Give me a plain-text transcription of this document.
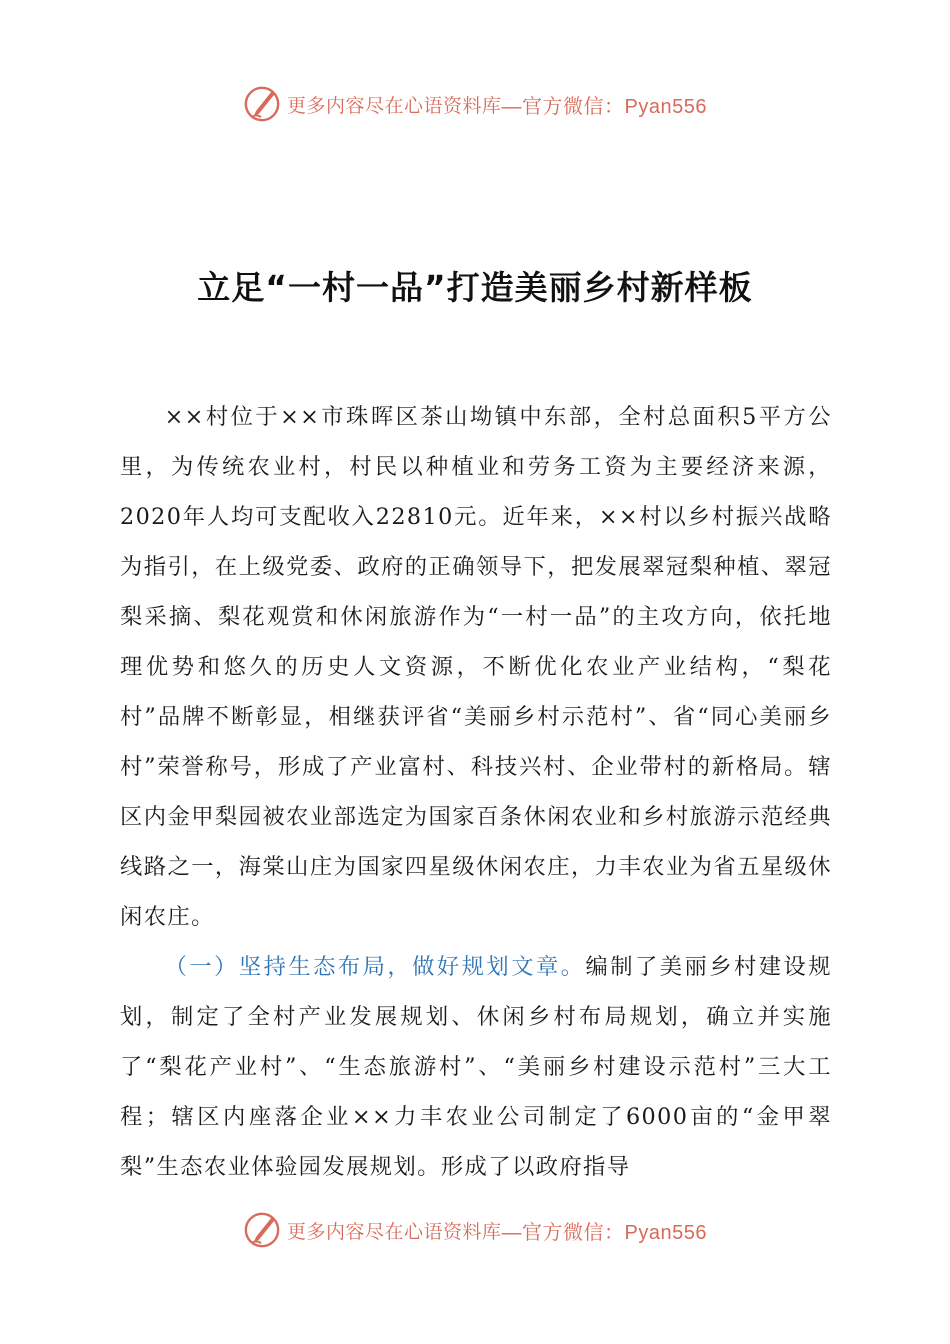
更多内容尽在心语资料库 —官方微信：Pyan556
立足“一村一品”打造美丽乡村新样板

××村位于××市珠晖区茶山坳镇中东部，全村总面积5平方公里，为传统农业村，村民以种植业和劳务工资为主要经济来源，2020年人均可支配收入22810元。近年来，××村以乡村振兴战略为指引，在上级党委、政府的正确领导下，把发展翠冠梨种植、翠冠梨采摘、梨花观赏和休闲旅游作为“一村一品”的主攻方向，依托地理优势和悠久的历史人文资源，不断优化农业产业结构，“梨花村”品牌不断彰显，相继获评省“美丽乡村示范村”、省“同心美丽乡村”荣誉称号，形成了产业富村、科技兴村、企业带村的新格局。辖区内金甲梨园被农业部选定为国家百条休闲农业和乡村旅游示范经典线路之一，海棠山庄为国家四星级休闲农庄，力丰农业为省五星级休闲农庄。

（一）坚持生态布局，做好规划文章。编制了美丽乡村建设规划，制定了全村产业发展规划、休闲乡村布局规划，确立并实施了“梨花产业村”、“生态旅游村”、“美丽乡村建设示范村”三大工程；辖区内座落企业××力丰农业公司制定了6000亩的“金甲翠梨”生态农业体验园发展规划。形成了以政府指导

更多内容尽在心语资料库 —官方微信：Pyan556
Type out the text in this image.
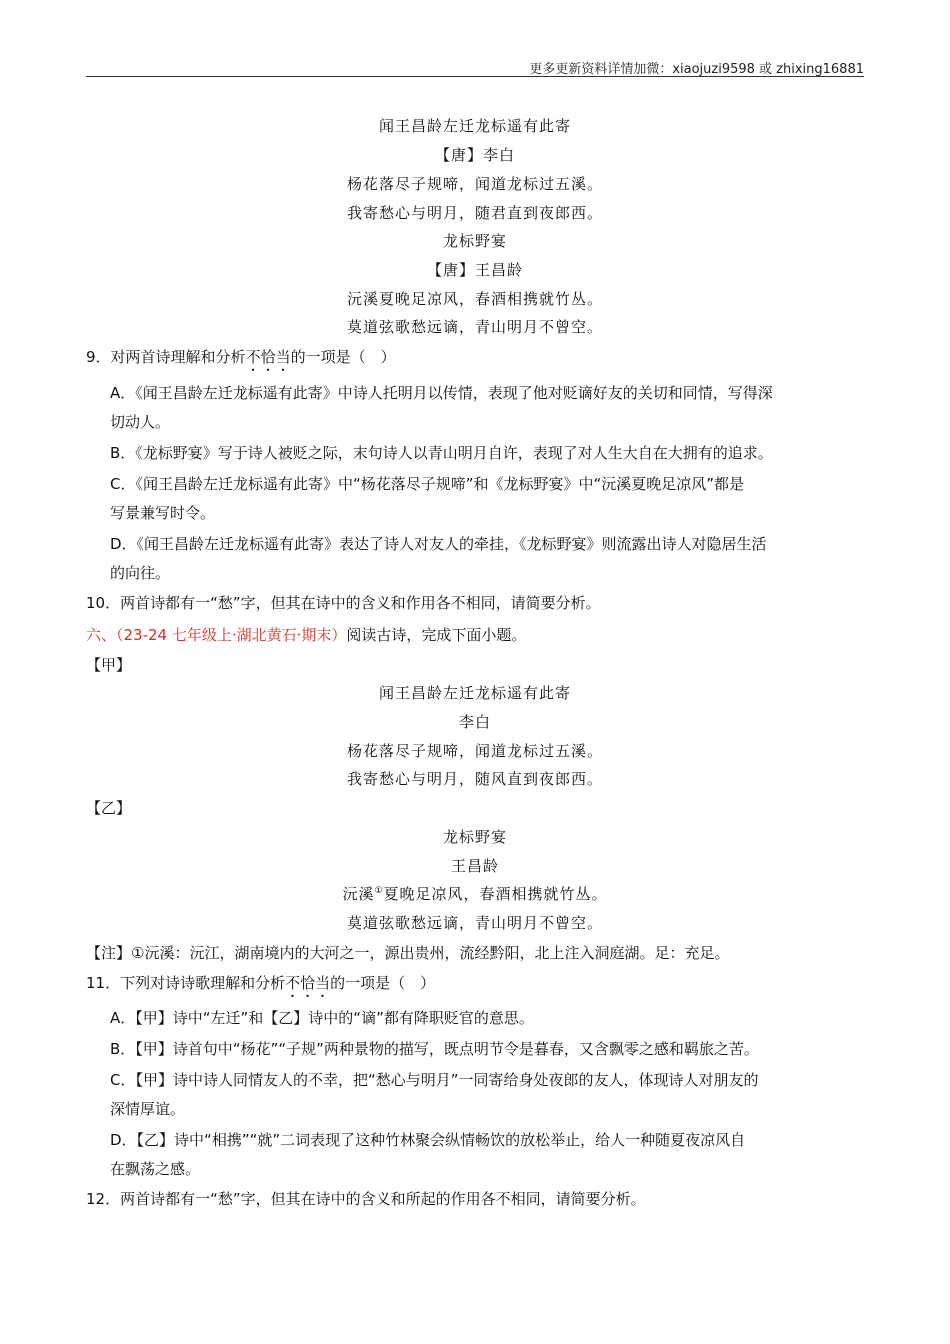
更多更新资料详情加微：xiaojuzi9598 或 zhixing16881
闻王昌龄左迁龙标遥有此寄
【唐】李白
杨花落尽子规啼，闻道龙标过五溪。
我寄愁心与明月，随君直到夜郎西。
龙标野宴
【唐】王昌龄
沅溪夏晚足凉风，春酒相携就竹丛。
莫道弦歌愁远谪，青山明月不曾空。
9．对两首诗理解和分析不恰当的一项是（　）
A．《闻王昌龄左迁龙标遥有此寄》中诗人托明月以传情，表现了他对贬谪好友的关切和同情，写得深
切动人。
B．《龙标野宴》写于诗人被贬之际，末句诗人以青山明月自许，表现了对人生大自在大拥有的追求。
C．《闻王昌龄左迁龙标遥有此寄》中“杨花落尽子规啼”和《龙标野宴》中“沅溪夏晚足凉风”都是
写景兼写时令。
D．《闻王昌龄左迁龙标遥有此寄》表达了诗人对友人的牵挂，《龙标野宴》则流露出诗人对隐居生活
的向往。
10．两首诗都有一“愁”字，但其在诗中的含义和作用各不相同，请简要分析。
六、（23-24 七年级上·湖北黄石·期末）阅读古诗，完成下面小题。
【甲】
闻王昌龄左迁龙标遥有此寄
李白
杨花落尽子规啼，闻道龙标过五溪。
我寄愁心与明月，随风直到夜郎西。
【乙】
龙标野宴
王昌龄
沅溪①夏晚足凉风，春酒相携就竹丛。
莫道弦歌愁远谪，青山明月不曾空。
【注】①沅溪：沅江，湖南境内的大河之一，源出贵州，流经黔阳，北上注入洞庭湖。足：充足。
11．下列对诗诗歌理解和分析不恰当的一项是（　）
A．【甲】诗中“左迁”和【乙】诗中的“谪”都有降职贬官的意思。
B．【甲】诗首句中“杨花”“子规”两种景物的描写，既点明节令是暮春，又含飘零之感和羁旅之苦。
C．【甲】诗中诗人同情友人的不幸，把“愁心与明月”一同寄给身处夜郎的友人，体现诗人对朋友的
深情厚谊。
D．【乙】诗中“相携”“就”二词表现了这种竹林聚会纵情畅饮的放松举止，给人一种随夏夜凉风自
在飘荡之感。
12．两首诗都有一“愁”字，但其在诗中的含义和所起的作用各不相同，请简要分析。
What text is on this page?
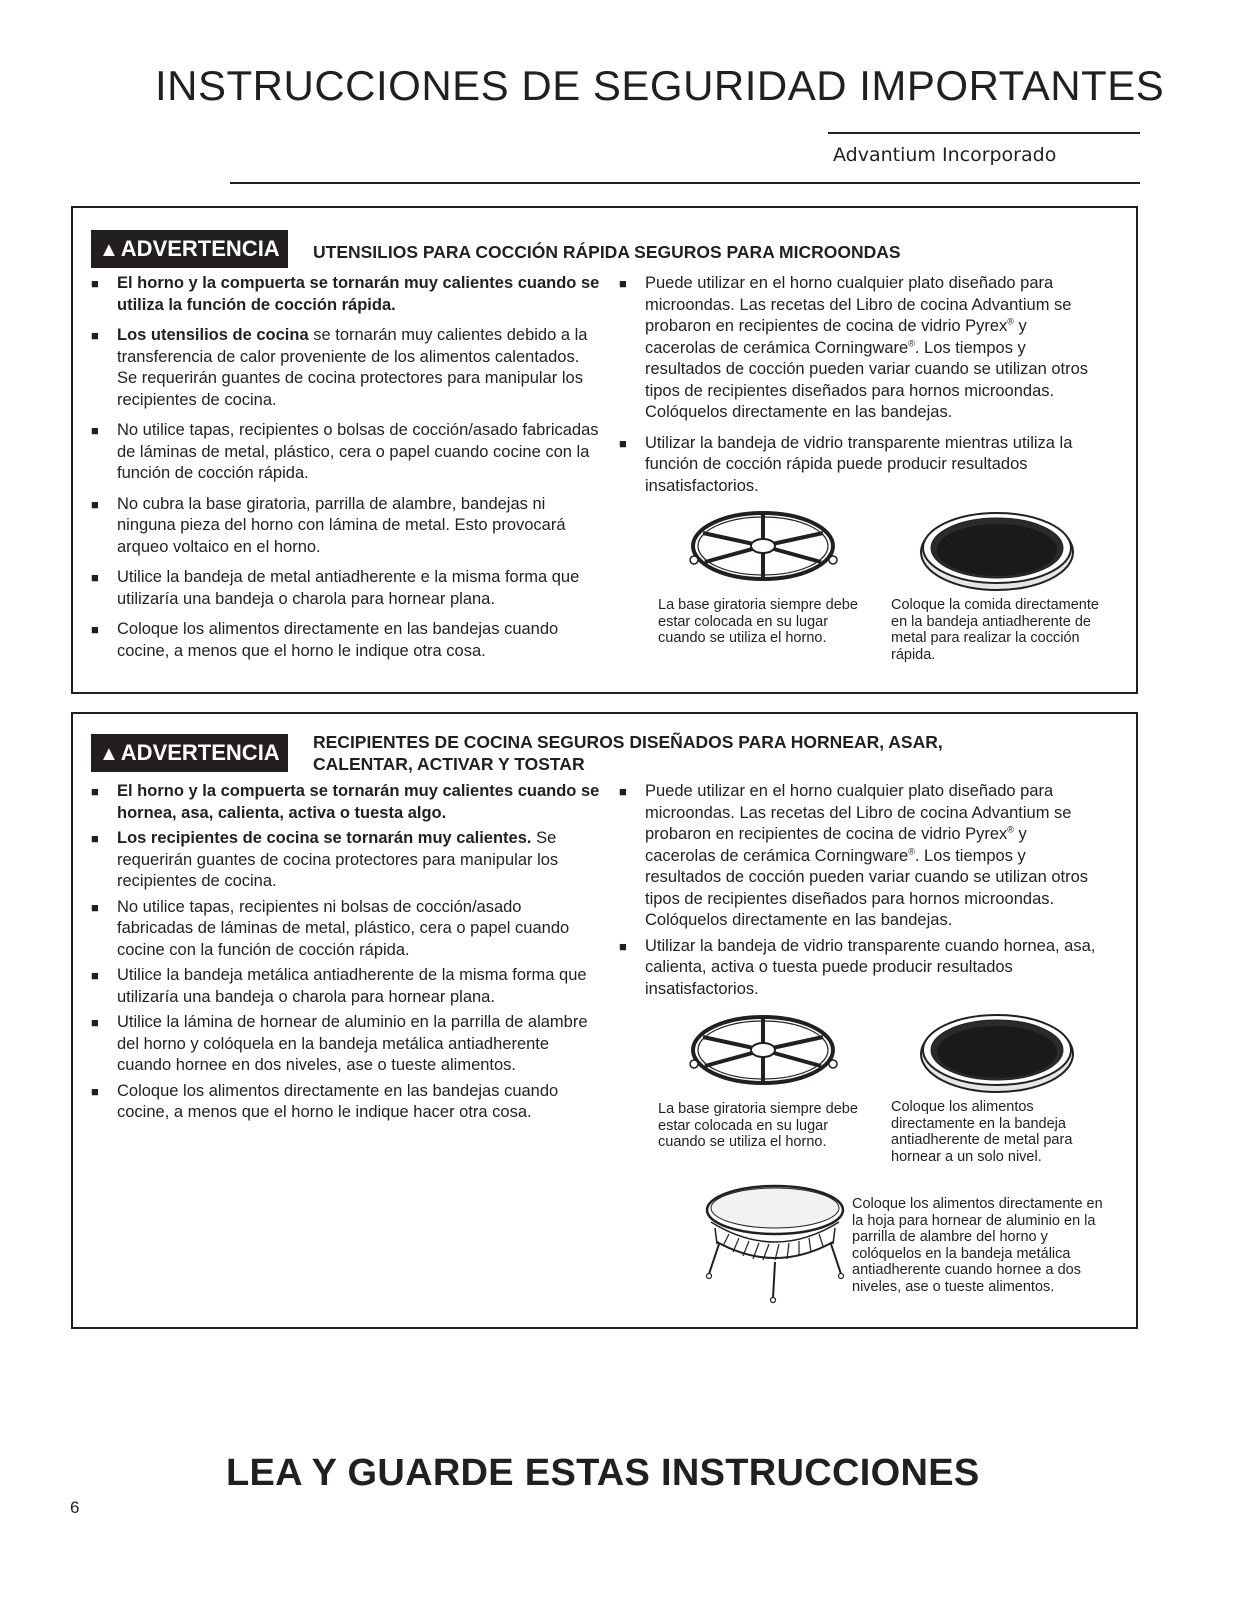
INSTRUCCIONES DE SEGURIDAD IMPORTANTES
Advantium Incorporado
▲ADVERTENCIA	UTENSILIOS PARA COCCIÓN RÁPIDA SEGUROS PARA MICROONDAS
■ El horno y la compuerta se tornarán muy calientes cuando se utiliza la función de cocción rápida.
■ Los utensilios de cocina se tornarán muy calientes debido a la transferencia de calor proveniente de los alimentos calentados. Se requerirán guantes de cocina protectores para manipular los recipientes de cocina.
■ No utilice tapas, recipientes o bolsas de cocción/asado fabricadas de láminas de metal, plástico, cera o papel cuando cocine con la función de cocción rápida.
■ No cubra la base giratoria, parrilla de alambre, bandejas ni ninguna pieza del horno con lámina de metal. Esto provocará arqueo voltaico en el horno.
■ Utilice la bandeja de metal antiadherente e la misma forma que utilizaría una bandeja o charola para hornear plana.
■ Coloque los alimentos directamente en las bandejas cuando cocine, a menos que el horno le indique otra cosa.
■ Puede utilizar en el horno cualquier plato diseñado para microondas. Las recetas del Libro de cocina Advantium se probaron en recipientes de cocina de vidrio Pyrex® y cacerolas de cerámica Corningware®. Los tiempos y resultados de cocción pueden variar cuando se utilizan otros tipos de recipientes diseñados para hornos microondas. Colóquelos directamente en las bandejas.
■ Utilizar la bandeja de vidrio transparente mientras utiliza la función de cocción rápida puede producir resultados insatisfactorios.
La base giratoria siempre debe estar colocada en su lugar cuando se utiliza el horno.
Coloque la comida directamente en la bandeja antiadherente de metal para realizar la cocción rápida.
▲ADVERTENCIA	RECIPIENTES DE COCINA SEGUROS DISEÑADOS PARA HORNEAR, ASAR,
CALENTAR, ACTIVAR Y TOSTAR
■ El horno y la compuerta se tornarán muy calientes cuando se hornea, asa, calienta, activa o tuesta algo.
■ Los recipientes de cocina se tornarán muy calientes. Se requerirán guantes de cocina protectores para manipular los recipientes de cocina.
■ No utilice tapas, recipientes ni bolsas de cocción/asado fabricadas de láminas de metal, plástico, cera o papel cuando cocine con la función de cocción rápida.
■ Utilice la bandeja metálica antiadherente de la misma forma que utilizaría una bandeja o charola para hornear plana.
■ Utilice la lámina de hornear de aluminio en la parrilla de alambre del horno y colóquela en la bandeja metálica antiadherente cuando hornee en dos niveles, ase o tueste alimentos.
■ Coloque los alimentos directamente en las bandejas cuando cocine, a menos que el horno le indique hacer otra cosa.
■ Puede utilizar en el horno cualquier plato diseñado para microondas. Las recetas del Libro de cocina Advantium se probaron en recipientes de cocina de vidrio Pyrex® y cacerolas de cerámica Corningware®. Los tiempos y resultados de cocción pueden variar cuando se utilizan otros tipos de recipientes diseñados para hornos microondas. Colóquelos directamente en las bandejas.
■ Utilizar la bandeja de vidrio transparente cuando hornea, asa, calienta, activa o tuesta puede producir resultados insatisfactorios.
La base giratoria siempre debe estar colocada en su lugar cuando se utiliza el horno.
Coloque los alimentos directamente en la bandeja antiadherente de metal para hornear a un solo nivel.
Coloque los alimentos directamente en la hoja para hornear de aluminio en la parrilla de alambre del horno y colóquelos en la bandeja metálica antiadherente cuando hornee a dos niveles, ase o tueste alimentos.
LEA Y GUARDE ESTAS INSTRUCCIONES
6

┄┄┄┄┄┄┄┄┄┄┄┄┄┄┄┄┄┄┄┄

→ **DO THIS**
Set down the complete material exactly, but do not include the images.

→ **RESPONSE TO THE EXERCISE**
Give me a plain-text transcription of this document.
更多内容尽在心语资料库 —官方微信：Pyan556
立足“一村一品”打造美丽乡村新样板

××村位于××市珠晖区茶山坳镇中东部，全村总面积5平方公里，为传统农业村，村民以种植业和劳务工资为主要经济来源，2020年人均可支配收入22810元。近年来，××村以乡村振兴战略为指引，在上级党委、政府的正确领导下，把发展翠冠梨种植、翠冠梨采摘、梨花观赏和休闲旅游作为“一村一品”的主攻方向，依托地理优势和悠久的历史人文资源，不断优化农业产业结构，“梨花村”品牌不断彰显，相继获评省“美丽乡村示范村”、省“同心美丽乡村”荣誉称号，形成了产业富村、科技兴村、企业带村的新格局。辖区内金甲梨园被农业部选定为国家百条休闲农业和乡村旅游示范经典线路之一，海棠山庄为国家四星级休闲农庄，力丰农业为省五星级休闲农庄。

（一）坚持生态布局，做好规划文章。编制了美丽乡村建设规划，制定了全村产业发展规划、休闲乡村布局规划，确立并实施了“梨花产业村”、“生态旅游村”、“美丽乡村建设示范村”三大工程；辖区内座落企业××力丰农业公司制定了6000亩的“金甲翠梨”生态农业体验园发展规划。形成了以政府指导

更多内容尽在心语资料库 —官方微信：Pyan556
Type out the text in this image.
更多更新资料详情加微：xiaojuzi9598 或 zhixing16881
闻王昌龄左迁龙标遥有此寄
【唐】李白
杨花落尽子规啼，闻道龙标过五溪。
我寄愁心与明月，随君直到夜郎西。
龙标野宴
【唐】王昌龄
沅溪夏晚足凉风，春酒相携就竹丛。
莫道弦歌愁远谪，青山明月不曾空。
9．对两首诗理解和分析不恰当的一项是（　）
A．《闻王昌龄左迁龙标遥有此寄》中诗人托明月以传情，表现了他对贬谪好友的关切和同情，写得深
切动人。
B．《龙标野宴》写于诗人被贬之际，末句诗人以青山明月自许，表现了对人生大自在大拥有的追求。
C．《闻王昌龄左迁龙标遥有此寄》中“杨花落尽子规啼”和《龙标野宴》中“沅溪夏晚足凉风”都是
写景兼写时令。
D．《闻王昌龄左迁龙标遥有此寄》表达了诗人对友人的牵挂，《龙标野宴》则流露出诗人对隐居生活
的向往。
10．两首诗都有一“愁”字，但其在诗中的含义和作用各不相同，请简要分析。
六、（23-24 七年级上·湖北黄石·期末）阅读古诗，完成下面小题。
【甲】
闻王昌龄左迁龙标遥有此寄
李白
杨花落尽子规啼，闻道龙标过五溪。
我寄愁心与明月，随风直到夜郎西。
【乙】
龙标野宴
王昌龄
沅溪①夏晚足凉风，春酒相携就竹丛。
莫道弦歌愁远谪，青山明月不曾空。
【注】①沅溪：沅江，湖南境内的大河之一，源出贵州，流经黔阳，北上注入洞庭湖。足：充足。
11．下列对诗诗歌理解和分析不恰当的一项是（　）
A．【甲】诗中“左迁”和【乙】诗中的“谪”都有降职贬官的意思。
B．【甲】诗首句中“杨花”“子规”两种景物的描写，既点明节令是暮春，又含飘零之感和羁旅之苦。
C．【甲】诗中诗人同情友人的不幸，把“愁心与明月”一同寄给身处夜郎的友人，体现诗人对朋友的
深情厚谊。
D．【乙】诗中“相携”“就”二词表现了这种竹林聚会纵情畅饮的放松举止，给人一种随夏夜凉风自
在飘荡之感。
12．两首诗都有一“愁”字，但其在诗中的含义和所起的作用各不相同，请简要分析。
What text is on this page?
INSTRUCCIONES DE SEGURIDAD IMPORTANTES
Advantium Incorporado
▲ADVERTENCIA	UTENSILIOS PARA COCCIÓN RÁPIDA SEGUROS PARA MICROONDAS
■ El horno y la compuerta se tornarán muy calientes cuando se utiliza la función de cocción rápida.
■ Los utensilios de cocina se tornarán muy calientes debido a la transferencia de calor proveniente de los alimentos calentados. Se requerirán guantes de cocina protectores para manipular los recipientes de cocina.
■ No utilice tapas, recipientes o bolsas de cocción/asado fabricadas de láminas de metal, plástico, cera o papel cuando cocine con la función de cocción rápida.
■ No cubra la base giratoria, parrilla de alambre, bandejas ni ninguna pieza del horno con lámina de metal. Esto provocará arqueo voltaico en el horno.
■ Utilice la bandeja de metal antiadherente e la misma forma que utilizaría una bandeja o charola para hornear plana.
■ Coloque los alimentos directamente en las bandejas cuando cocine, a menos que el horno le indique otra cosa.
■ Puede utilizar en el horno cualquier plato diseñado para microondas. Las recetas del Libro de cocina Advantium se probaron en recipientes de cocina de vidrio Pyrex® y cacerolas de cerámica Corningware®. Los tiempos y resultados de cocción pueden variar cuando se utilizan otros tipos de recipientes diseñados para hornos microondas. Colóquelos directamente en las bandejas.
■ Utilizar la bandeja de vidrio transparente mientras utiliza la función de cocción rápida puede producir resultados insatisfactorios.
La base giratoria siempre debe estar colocada en su lugar cuando se utiliza el horno.
Coloque la comida directamente en la bandeja antiadherente de metal para realizar la cocción rápida.
▲ADVERTENCIA	RECIPIENTES DE COCINA SEGUROS DISEÑADOS PARA HORNEAR, ASAR,
CALENTAR, ACTIVAR Y TOSTAR
■ El horno y la compuerta se tornarán muy calientes cuando se hornea, asa, calienta, activa o tuesta algo.
■ Los recipientes de cocina se tornarán muy calientes. Se requerirán guantes de cocina protectores para manipular los recipientes de cocina.
■ No utilice tapas, recipientes ni bolsas de cocción/asado fabricadas de láminas de metal, plástico, cera o papel cuando cocine con la función de cocción rápida.
■ Utilice la bandeja metálica antiadherente de la misma forma que utilizaría una bandeja o charola para hornear plana.
■ Utilice la lámina de hornear de aluminio en la parrilla de alambre del horno y colóquela en la bandeja metálica antiadherente cuando hornee en dos niveles, ase o tueste alimentos.
■ Coloque los alimentos directamente en las bandejas cuando cocine, a menos que el horno le indique hacer otra cosa.
■ Puede utilizar en el horno cualquier plato diseñado para microondas. Las recetas del Libro de cocina Advantium se probaron en recipientes de cocina de vidrio Pyrex® y cacerolas de cerámica Corningware®. Los tiempos y resultados de cocción pueden variar cuando se utilizan otros tipos de recipientes diseñados para hornos microondas. Colóquelos directamente en las bandejas.
■ Utilizar la bandeja de vidrio transparente cuando hornea, asa, calienta, activa o tuesta puede producir resultados insatisfactorios.
La base giratoria siempre debe estar colocada en su lugar cuando se utiliza el horno.
Coloque los alimentos directamente en la bandeja antiadherente de metal para hornear a un solo nivel.
Coloque los alimentos directamente en la hoja para hornear de aluminio en la parrilla de alambre del horno y colóquelos en la bandeja metálica antiadherente cuando hornee a dos niveles, ase o tueste alimentos.
LEA Y GUARDE ESTAS INSTRUCCIONES
6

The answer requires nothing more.